Dataset items:

-------------------------

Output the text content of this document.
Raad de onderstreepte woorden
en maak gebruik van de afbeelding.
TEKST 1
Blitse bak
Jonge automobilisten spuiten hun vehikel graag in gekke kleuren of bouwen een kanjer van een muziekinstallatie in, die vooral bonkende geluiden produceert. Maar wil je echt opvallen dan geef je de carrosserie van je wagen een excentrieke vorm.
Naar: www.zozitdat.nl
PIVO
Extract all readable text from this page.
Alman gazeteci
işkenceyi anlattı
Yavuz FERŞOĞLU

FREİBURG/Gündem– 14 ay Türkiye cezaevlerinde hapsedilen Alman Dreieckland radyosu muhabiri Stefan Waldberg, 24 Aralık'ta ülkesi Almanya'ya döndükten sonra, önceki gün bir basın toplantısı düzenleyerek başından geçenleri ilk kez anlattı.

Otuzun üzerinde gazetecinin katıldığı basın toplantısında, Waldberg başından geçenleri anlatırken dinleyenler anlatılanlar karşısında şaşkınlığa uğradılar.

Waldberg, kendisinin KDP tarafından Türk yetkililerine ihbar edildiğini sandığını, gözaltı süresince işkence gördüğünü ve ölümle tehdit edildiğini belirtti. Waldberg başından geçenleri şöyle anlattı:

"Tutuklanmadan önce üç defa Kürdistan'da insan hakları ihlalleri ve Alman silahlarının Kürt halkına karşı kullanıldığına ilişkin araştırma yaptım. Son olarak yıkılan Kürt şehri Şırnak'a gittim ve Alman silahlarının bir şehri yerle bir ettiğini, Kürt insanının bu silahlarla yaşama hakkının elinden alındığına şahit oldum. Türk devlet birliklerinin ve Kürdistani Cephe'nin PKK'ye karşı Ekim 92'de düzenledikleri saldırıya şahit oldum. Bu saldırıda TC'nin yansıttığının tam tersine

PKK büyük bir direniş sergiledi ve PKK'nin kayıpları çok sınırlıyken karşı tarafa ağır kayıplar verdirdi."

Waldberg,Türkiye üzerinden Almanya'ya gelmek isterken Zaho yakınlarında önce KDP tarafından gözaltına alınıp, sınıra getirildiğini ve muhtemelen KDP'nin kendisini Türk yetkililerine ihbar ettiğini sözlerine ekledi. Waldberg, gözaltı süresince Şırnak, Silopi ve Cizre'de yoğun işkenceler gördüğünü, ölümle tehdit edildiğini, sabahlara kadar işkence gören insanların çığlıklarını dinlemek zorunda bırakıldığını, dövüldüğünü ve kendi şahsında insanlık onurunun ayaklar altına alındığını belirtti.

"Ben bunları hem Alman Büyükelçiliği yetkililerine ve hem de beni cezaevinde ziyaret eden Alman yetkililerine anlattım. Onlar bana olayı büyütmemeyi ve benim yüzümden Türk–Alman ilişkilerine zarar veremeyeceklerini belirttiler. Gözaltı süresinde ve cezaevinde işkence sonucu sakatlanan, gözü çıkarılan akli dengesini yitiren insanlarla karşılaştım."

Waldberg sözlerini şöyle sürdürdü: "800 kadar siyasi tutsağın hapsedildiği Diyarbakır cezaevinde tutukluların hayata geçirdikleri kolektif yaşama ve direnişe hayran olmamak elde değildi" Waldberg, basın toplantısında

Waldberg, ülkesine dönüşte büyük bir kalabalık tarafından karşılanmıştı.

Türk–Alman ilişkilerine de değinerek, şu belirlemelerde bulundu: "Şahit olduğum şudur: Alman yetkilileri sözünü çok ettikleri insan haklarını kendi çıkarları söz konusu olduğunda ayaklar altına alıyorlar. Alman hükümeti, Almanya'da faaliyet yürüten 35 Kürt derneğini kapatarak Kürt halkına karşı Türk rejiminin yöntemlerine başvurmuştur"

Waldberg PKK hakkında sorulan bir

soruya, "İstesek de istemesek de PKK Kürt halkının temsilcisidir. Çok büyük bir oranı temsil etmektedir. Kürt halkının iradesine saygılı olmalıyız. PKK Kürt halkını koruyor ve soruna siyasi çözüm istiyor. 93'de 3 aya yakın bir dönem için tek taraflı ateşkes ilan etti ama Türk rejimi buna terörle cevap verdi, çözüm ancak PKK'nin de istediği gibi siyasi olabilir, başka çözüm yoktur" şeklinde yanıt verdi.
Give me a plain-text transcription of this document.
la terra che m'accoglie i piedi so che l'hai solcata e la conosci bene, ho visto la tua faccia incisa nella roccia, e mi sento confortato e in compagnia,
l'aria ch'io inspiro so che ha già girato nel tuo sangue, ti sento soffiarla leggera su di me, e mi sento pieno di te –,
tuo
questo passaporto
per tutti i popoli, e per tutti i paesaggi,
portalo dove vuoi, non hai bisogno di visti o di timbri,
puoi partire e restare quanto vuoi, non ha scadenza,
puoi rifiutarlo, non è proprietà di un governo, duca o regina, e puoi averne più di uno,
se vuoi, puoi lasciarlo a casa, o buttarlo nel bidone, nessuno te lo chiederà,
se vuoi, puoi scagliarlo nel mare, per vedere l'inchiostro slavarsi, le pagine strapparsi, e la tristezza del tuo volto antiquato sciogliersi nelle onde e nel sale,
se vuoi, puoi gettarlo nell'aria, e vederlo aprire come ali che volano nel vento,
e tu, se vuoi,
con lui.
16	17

-------------------------

(Given task): Reproduce each entry from the records above, character for character.

(Finished exercise):
Output the text content of this document.
Raad de onderstreepte woorden
en maak gebruik van de afbeelding.
TEKST 1
Blitse bak
Jonge automobilisten spuiten hun vehikel graag in gekke kleuren of bouwen een kanjer van een muziekinstallatie in, die vooral bonkende geluiden produceert. Maar wil je echt opvallen dan geef je de carrosserie van je wagen een excentrieke vorm.
Naar: www.zozitdat.nl
PIVO
Extract all readable text from this page.
Alman gazeteci
işkenceyi anlattı
Yavuz FERŞOĞLU

FREİBURG/Gündem– 14 ay Türkiye cezaevlerinde hapsedilen Alman Dreieckland radyosu muhabiri Stefan Waldberg, 24 Aralık'ta ülkesi Almanya'ya döndükten sonra, önceki gün bir basın toplantısı düzenleyerek başından geçenleri ilk kez anlattı.

Otuzun üzerinde gazetecinin katıldığı basın toplantısında, Waldberg başından geçenleri anlatırken dinleyenler anlatılanlar karşısında şaşkınlığa uğradılar.

Waldberg, kendisinin KDP tarafından Türk yetkililerine ihbar edildiğini sandığını, gözaltı süresince işkence gördüğünü ve ölümle tehdit edildiğini belirtti. Waldberg başından geçenleri şöyle anlattı:

"Tutuklanmadan önce üç defa Kürdistan'da insan hakları ihlalleri ve Alman silahlarının Kürt halkına karşı kullanıldığına ilişkin araştırma yaptım. Son olarak yıkılan Kürt şehri Şırnak'a gittim ve Alman silahlarının bir şehri yerle bir ettiğini, Kürt insanının bu silahlarla yaşama hakkının elinden alındığına şahit oldum. Türk devlet birliklerinin ve Kürdistani Cephe'nin PKK'ye karşı Ekim 92'de düzenledikleri saldırıya şahit oldum. Bu saldırıda TC'nin yansıttığının tam tersine

PKK büyük bir direniş sergiledi ve PKK'nin kayıpları çok sınırlıyken karşı tarafa ağır kayıplar verdirdi."

Waldberg,Türkiye üzerinden Almanya'ya gelmek isterken Zaho yakınlarında önce KDP tarafından gözaltına alınıp, sınıra getirildiğini ve muhtemelen KDP'nin kendisini Türk yetkililerine ihbar ettiğini sözlerine ekledi. Waldberg, gözaltı süresince Şırnak, Silopi ve Cizre'de yoğun işkenceler gördüğünü, ölümle tehdit edildiğini, sabahlara kadar işkence gören insanların çığlıklarını dinlemek zorunda bırakıldığını, dövüldüğünü ve kendi şahsında insanlık onurunun ayaklar altına alındığını belirtti.

"Ben bunları hem Alman Büyükelçiliği yetkililerine ve hem de beni cezaevinde ziyaret eden Alman yetkililerine anlattım. Onlar bana olayı büyütmemeyi ve benim yüzümden Türk–Alman ilişkilerine zarar veremeyeceklerini belirttiler. Gözaltı süresinde ve cezaevinde işkence sonucu sakatlanan, gözü çıkarılan akli dengesini yitiren insanlarla karşılaştım."

Waldberg sözlerini şöyle sürdürdü: "800 kadar siyasi tutsağın hapsedildiği Diyarbakır cezaevinde tutukluların hayata geçirdikleri kolektif yaşama ve direnişe hayran olmamak elde değildi" Waldberg, basın toplantısında

Waldberg, ülkesine dönüşte büyük bir kalabalık tarafından karşılanmıştı.

Türk–Alman ilişkilerine de değinerek, şu belirlemelerde bulundu: "Şahit olduğum şudur: Alman yetkilileri sözünü çok ettikleri insan haklarını kendi çıkarları söz konusu olduğunda ayaklar altına alıyorlar. Alman hükümeti, Almanya'da faaliyet yürüten 35 Kürt derneğini kapatarak Kürt halkına karşı Türk rejiminin yöntemlerine başvurmuştur"

Waldberg PKK hakkında sorulan bir

soruya, "İstesek de istemesek de PKK Kürt halkının temsilcisidir. Çok büyük bir oranı temsil etmektedir. Kürt halkının iradesine saygılı olmalıyız. PKK Kürt halkını koruyor ve soruna siyasi çözüm istiyor. 93'de 3 aya yakın bir dönem için tek taraflı ateşkes ilan etti ama Türk rejimi buna terörle cevap verdi, çözüm ancak PKK'nin de istediği gibi siyasi olabilir, başka çözüm yoktur" şeklinde yanıt verdi.
Give me a plain-text transcription of this document.
la terra che m'accoglie i piedi so che l'hai solcata e la conosci bene, ho visto la tua faccia incisa nella roccia, e mi sento confortato e in compagnia,
l'aria ch'io inspiro so che ha già girato nel tuo sangue, ti sento soffiarla leggera su di me, e mi sento pieno di te –,
tuo
questo passaporto
per tutti i popoli, e per tutti i paesaggi,
portalo dove vuoi, non hai bisogno di visti o di timbri,
puoi partire e restare quanto vuoi, non ha scadenza,
puoi rifiutarlo, non è proprietà di un governo, duca o regina, e puoi averne più di uno,
se vuoi, puoi lasciarlo a casa, o buttarlo nel bidone, nessuno te lo chiederà,
se vuoi, puoi scagliarlo nel mare, per vedere l'inchiostro slavarsi, le pagine strapparsi, e la tristezza del tuo volto antiquato sciogliersi nelle onde e nel sale,
se vuoi, puoi gettarlo nell'aria, e vederlo aprire come ali che volano nel vento,
e tu, se vuoi,
con lui.
16	17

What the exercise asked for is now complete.